§ **Problem to solve**: Wherever a line holds the word "EXPMA", copy that line out.

-------- Supplied records --------

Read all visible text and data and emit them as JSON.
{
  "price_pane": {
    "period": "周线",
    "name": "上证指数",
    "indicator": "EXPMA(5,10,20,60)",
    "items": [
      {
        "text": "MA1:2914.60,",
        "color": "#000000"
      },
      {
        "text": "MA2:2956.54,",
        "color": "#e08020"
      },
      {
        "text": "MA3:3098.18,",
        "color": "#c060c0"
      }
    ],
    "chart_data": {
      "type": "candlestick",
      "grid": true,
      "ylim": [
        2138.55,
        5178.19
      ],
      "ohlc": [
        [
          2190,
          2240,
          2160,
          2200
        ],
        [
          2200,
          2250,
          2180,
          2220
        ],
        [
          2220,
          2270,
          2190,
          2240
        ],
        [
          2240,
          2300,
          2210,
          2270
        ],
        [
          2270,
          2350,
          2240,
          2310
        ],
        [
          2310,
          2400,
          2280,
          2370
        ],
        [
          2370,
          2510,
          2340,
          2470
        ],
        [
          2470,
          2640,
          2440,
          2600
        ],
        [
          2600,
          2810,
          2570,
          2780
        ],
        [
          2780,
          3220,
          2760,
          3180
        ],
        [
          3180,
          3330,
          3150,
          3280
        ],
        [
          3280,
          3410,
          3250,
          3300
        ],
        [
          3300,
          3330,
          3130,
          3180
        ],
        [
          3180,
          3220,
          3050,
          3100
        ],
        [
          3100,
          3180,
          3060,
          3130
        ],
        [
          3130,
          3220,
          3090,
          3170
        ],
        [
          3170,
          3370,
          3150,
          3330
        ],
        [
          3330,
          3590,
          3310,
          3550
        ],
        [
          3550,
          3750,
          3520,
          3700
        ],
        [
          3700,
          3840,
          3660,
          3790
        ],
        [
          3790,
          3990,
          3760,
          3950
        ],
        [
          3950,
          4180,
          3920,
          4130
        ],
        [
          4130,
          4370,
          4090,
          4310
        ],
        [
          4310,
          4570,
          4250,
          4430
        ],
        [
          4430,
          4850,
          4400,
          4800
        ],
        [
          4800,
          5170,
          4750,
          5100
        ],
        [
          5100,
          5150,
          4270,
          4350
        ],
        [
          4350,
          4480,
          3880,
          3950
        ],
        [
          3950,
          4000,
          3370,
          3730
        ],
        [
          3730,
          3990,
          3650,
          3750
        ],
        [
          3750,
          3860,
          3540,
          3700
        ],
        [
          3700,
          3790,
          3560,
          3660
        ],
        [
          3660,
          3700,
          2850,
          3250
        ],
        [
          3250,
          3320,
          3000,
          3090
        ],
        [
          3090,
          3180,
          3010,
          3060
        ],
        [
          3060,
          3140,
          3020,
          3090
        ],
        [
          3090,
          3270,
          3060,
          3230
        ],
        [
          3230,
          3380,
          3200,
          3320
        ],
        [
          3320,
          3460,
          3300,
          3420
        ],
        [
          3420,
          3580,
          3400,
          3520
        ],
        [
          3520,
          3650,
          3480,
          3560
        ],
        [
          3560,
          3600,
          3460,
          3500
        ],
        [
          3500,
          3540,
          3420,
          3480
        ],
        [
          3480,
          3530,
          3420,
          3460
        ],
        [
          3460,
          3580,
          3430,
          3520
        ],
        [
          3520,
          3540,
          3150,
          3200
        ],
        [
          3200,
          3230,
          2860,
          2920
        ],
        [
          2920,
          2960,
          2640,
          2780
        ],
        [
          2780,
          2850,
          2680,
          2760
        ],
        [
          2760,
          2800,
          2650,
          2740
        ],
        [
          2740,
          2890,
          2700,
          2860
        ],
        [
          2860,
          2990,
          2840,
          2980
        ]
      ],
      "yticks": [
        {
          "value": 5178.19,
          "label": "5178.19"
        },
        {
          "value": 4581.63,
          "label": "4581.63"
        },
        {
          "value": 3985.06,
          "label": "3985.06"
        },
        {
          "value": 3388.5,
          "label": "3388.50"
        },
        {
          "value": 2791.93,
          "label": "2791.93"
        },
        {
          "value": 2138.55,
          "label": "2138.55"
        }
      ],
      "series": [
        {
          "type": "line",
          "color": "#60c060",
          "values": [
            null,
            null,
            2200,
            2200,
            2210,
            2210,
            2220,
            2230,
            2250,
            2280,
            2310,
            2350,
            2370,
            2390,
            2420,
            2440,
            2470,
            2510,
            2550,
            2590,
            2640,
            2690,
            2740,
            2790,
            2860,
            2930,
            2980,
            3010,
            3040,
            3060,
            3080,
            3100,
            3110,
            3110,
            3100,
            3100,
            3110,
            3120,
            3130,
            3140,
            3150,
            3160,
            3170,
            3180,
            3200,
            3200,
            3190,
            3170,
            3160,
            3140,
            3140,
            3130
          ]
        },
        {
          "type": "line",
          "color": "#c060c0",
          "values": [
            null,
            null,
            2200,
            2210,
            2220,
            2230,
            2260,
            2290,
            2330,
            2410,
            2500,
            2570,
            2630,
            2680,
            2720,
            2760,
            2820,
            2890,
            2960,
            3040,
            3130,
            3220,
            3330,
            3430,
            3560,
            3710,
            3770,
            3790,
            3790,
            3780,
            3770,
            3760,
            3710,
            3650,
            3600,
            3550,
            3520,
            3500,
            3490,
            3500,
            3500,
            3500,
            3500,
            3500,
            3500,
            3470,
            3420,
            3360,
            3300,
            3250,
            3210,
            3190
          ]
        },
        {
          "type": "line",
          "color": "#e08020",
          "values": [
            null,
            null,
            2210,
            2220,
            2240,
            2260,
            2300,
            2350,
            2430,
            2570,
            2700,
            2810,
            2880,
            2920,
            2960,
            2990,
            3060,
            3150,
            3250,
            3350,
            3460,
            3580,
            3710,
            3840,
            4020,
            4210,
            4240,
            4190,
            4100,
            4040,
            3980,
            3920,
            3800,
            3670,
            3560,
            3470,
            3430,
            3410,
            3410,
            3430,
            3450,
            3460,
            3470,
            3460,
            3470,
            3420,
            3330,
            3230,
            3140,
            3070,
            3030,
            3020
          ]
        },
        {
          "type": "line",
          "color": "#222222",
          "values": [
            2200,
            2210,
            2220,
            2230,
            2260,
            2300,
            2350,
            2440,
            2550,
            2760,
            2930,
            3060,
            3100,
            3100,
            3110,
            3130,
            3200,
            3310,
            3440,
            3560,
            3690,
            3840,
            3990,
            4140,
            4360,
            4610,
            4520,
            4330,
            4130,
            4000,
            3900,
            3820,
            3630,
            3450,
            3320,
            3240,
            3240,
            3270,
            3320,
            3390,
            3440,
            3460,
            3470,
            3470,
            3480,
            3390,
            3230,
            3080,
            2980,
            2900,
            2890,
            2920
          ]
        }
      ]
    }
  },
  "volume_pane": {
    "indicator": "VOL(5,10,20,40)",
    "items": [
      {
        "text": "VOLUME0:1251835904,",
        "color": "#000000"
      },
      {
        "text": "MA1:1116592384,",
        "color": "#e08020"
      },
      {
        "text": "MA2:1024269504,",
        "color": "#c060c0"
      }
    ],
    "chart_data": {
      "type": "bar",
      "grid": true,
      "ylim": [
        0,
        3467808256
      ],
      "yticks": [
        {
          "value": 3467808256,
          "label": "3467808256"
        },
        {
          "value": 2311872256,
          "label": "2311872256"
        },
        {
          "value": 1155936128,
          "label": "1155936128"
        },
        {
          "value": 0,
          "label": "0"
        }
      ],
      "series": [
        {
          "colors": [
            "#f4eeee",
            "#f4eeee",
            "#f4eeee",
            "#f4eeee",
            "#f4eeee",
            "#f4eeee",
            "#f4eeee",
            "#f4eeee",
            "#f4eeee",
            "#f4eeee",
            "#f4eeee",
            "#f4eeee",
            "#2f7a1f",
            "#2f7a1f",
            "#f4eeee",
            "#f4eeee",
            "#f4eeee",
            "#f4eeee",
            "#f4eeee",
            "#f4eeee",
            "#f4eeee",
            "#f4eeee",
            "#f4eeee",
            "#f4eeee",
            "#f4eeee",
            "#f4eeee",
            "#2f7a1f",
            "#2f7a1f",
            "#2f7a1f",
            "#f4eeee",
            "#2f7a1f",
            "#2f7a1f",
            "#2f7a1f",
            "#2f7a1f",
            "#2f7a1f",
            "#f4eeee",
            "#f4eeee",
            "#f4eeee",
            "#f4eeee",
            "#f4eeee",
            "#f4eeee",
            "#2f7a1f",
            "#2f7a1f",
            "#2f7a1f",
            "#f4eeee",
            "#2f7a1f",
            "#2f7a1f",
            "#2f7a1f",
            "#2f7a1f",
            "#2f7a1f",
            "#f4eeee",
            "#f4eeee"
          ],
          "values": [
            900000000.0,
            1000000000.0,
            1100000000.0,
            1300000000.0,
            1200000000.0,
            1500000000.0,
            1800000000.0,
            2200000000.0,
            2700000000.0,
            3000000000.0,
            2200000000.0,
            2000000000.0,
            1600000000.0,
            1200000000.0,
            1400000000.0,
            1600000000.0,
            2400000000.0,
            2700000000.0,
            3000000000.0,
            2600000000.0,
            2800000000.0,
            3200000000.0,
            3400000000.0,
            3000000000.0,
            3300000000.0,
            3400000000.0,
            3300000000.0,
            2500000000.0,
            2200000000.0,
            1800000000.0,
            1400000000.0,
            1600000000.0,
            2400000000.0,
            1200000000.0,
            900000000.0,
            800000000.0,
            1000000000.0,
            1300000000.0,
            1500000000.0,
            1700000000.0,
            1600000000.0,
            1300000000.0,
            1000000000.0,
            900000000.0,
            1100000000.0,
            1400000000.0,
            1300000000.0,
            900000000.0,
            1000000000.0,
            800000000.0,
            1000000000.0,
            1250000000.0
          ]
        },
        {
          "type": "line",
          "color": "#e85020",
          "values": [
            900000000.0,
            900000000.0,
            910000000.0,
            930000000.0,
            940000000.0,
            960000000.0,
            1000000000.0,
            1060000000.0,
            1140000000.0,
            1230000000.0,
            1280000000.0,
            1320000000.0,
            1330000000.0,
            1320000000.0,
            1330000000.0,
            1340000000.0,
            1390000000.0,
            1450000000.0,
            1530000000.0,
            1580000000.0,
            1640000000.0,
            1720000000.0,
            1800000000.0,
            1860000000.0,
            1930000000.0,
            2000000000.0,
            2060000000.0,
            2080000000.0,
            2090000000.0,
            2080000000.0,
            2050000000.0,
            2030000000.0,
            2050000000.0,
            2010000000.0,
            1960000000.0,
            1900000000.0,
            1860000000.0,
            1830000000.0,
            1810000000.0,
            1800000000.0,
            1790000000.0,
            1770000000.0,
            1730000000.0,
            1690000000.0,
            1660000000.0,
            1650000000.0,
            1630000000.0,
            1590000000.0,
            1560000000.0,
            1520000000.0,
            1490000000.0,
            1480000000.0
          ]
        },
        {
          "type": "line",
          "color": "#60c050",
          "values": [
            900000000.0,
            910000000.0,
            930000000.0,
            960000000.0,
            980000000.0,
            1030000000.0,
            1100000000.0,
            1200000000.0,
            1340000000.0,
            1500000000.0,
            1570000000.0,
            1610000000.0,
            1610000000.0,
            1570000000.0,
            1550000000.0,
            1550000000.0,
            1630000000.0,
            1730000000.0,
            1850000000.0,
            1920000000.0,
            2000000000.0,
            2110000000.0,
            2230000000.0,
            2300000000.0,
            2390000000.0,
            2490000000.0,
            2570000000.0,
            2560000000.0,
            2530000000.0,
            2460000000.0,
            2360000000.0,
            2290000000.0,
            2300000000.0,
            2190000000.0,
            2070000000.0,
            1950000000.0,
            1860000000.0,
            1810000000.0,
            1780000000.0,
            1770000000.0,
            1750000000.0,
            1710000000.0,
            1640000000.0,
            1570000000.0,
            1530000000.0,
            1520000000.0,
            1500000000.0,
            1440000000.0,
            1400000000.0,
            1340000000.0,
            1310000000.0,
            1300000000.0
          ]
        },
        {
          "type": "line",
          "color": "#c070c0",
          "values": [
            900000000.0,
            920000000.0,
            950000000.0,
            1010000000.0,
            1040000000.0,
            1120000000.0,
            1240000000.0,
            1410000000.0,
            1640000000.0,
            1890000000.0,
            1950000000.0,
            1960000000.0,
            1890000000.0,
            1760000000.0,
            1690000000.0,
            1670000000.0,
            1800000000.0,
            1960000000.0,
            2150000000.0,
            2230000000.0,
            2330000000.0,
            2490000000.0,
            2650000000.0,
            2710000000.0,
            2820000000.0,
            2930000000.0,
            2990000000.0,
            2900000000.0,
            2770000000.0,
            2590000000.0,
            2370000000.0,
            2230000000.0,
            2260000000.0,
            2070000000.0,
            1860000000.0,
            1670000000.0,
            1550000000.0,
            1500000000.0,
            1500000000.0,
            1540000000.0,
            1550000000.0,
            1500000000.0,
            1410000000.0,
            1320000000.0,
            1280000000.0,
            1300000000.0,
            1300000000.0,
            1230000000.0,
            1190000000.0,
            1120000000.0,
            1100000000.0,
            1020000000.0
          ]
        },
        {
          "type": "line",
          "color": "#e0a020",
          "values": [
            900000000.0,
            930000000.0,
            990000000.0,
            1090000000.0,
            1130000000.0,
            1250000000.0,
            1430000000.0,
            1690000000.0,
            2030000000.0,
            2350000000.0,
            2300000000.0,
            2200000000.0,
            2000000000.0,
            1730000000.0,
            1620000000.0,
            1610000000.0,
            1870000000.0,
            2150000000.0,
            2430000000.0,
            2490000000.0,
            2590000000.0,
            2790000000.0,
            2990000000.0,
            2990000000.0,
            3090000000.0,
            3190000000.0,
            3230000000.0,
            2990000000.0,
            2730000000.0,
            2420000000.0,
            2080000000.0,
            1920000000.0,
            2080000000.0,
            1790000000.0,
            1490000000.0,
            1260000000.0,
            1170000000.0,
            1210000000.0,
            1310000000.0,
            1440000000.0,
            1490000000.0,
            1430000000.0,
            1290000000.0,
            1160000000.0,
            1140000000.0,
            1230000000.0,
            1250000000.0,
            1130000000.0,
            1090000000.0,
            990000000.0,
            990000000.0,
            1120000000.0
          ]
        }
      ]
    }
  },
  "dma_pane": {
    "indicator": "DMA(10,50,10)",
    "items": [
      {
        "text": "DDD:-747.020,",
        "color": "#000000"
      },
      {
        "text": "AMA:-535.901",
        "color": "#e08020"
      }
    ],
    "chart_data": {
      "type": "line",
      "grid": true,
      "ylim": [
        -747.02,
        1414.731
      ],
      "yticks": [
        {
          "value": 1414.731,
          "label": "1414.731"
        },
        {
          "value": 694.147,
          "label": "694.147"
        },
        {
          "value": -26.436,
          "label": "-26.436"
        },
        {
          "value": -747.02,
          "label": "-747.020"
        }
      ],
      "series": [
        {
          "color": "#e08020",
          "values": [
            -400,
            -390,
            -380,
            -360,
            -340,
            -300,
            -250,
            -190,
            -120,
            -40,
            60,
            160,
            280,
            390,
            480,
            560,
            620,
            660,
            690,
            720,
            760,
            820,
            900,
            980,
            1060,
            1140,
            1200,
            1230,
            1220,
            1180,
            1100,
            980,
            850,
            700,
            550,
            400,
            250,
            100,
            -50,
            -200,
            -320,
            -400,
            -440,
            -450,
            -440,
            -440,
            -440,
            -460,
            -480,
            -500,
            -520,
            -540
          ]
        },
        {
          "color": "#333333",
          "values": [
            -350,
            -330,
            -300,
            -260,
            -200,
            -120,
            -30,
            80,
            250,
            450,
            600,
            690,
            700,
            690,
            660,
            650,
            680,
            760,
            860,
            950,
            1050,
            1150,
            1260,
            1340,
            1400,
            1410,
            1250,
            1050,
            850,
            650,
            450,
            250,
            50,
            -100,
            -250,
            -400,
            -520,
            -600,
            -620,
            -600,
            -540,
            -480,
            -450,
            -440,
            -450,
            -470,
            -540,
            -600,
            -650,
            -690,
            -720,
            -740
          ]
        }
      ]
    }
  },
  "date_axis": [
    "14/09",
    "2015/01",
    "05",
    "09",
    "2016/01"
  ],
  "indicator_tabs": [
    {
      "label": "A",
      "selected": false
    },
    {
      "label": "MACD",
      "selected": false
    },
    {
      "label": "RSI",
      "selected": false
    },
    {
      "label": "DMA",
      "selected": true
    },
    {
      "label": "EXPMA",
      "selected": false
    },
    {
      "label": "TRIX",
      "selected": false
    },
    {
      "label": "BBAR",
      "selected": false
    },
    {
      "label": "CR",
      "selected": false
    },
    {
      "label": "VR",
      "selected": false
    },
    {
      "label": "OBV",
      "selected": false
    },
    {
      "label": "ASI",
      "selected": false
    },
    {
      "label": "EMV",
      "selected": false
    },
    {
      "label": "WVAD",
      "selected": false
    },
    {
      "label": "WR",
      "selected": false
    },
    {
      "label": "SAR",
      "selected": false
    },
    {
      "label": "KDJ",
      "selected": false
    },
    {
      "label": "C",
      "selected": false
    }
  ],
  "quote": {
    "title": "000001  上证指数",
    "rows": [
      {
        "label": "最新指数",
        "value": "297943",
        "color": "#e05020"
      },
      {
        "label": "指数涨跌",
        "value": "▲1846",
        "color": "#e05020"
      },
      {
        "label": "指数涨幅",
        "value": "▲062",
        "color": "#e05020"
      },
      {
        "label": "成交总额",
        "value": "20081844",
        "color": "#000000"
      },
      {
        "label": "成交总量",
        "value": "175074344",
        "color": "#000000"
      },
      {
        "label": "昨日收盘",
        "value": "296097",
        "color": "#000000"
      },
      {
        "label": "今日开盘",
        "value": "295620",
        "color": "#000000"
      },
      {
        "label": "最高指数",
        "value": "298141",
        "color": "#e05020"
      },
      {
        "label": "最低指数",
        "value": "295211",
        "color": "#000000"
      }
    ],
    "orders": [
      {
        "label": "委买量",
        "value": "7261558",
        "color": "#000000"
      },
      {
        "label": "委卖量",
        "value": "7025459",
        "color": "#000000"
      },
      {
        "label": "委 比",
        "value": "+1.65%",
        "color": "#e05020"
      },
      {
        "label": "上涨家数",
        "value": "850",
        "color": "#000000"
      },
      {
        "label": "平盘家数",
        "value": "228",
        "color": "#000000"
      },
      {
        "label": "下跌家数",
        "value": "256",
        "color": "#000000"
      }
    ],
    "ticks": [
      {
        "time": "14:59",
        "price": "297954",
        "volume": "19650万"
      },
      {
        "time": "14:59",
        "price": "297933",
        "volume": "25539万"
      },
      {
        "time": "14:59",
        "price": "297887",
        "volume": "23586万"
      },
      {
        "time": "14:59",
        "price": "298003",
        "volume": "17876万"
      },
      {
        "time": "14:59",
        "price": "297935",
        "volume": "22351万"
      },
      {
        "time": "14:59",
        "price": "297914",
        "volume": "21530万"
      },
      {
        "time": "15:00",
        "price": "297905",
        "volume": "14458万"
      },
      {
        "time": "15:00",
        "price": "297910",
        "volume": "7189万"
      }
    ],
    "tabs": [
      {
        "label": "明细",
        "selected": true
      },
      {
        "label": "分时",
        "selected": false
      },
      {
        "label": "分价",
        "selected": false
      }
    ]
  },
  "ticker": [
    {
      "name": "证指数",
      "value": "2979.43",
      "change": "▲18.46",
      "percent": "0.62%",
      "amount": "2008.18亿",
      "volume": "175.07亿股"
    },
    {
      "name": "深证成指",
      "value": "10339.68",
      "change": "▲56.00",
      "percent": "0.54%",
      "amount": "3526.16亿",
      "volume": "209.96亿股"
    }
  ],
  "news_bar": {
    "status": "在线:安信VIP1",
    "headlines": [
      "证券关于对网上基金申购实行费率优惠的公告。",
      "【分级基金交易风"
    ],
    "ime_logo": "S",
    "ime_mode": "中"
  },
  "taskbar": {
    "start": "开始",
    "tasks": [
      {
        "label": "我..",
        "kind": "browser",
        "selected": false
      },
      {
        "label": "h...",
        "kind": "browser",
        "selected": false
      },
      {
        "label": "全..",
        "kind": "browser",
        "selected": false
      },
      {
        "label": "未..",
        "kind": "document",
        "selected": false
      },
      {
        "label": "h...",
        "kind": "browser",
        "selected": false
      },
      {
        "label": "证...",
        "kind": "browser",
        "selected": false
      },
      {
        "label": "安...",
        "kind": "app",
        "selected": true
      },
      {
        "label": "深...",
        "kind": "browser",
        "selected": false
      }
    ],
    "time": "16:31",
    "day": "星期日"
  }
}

--------

§ **Solution**:
    "indicator": "EXPMA(5,10,20,60)",
      "label": "EXPMA",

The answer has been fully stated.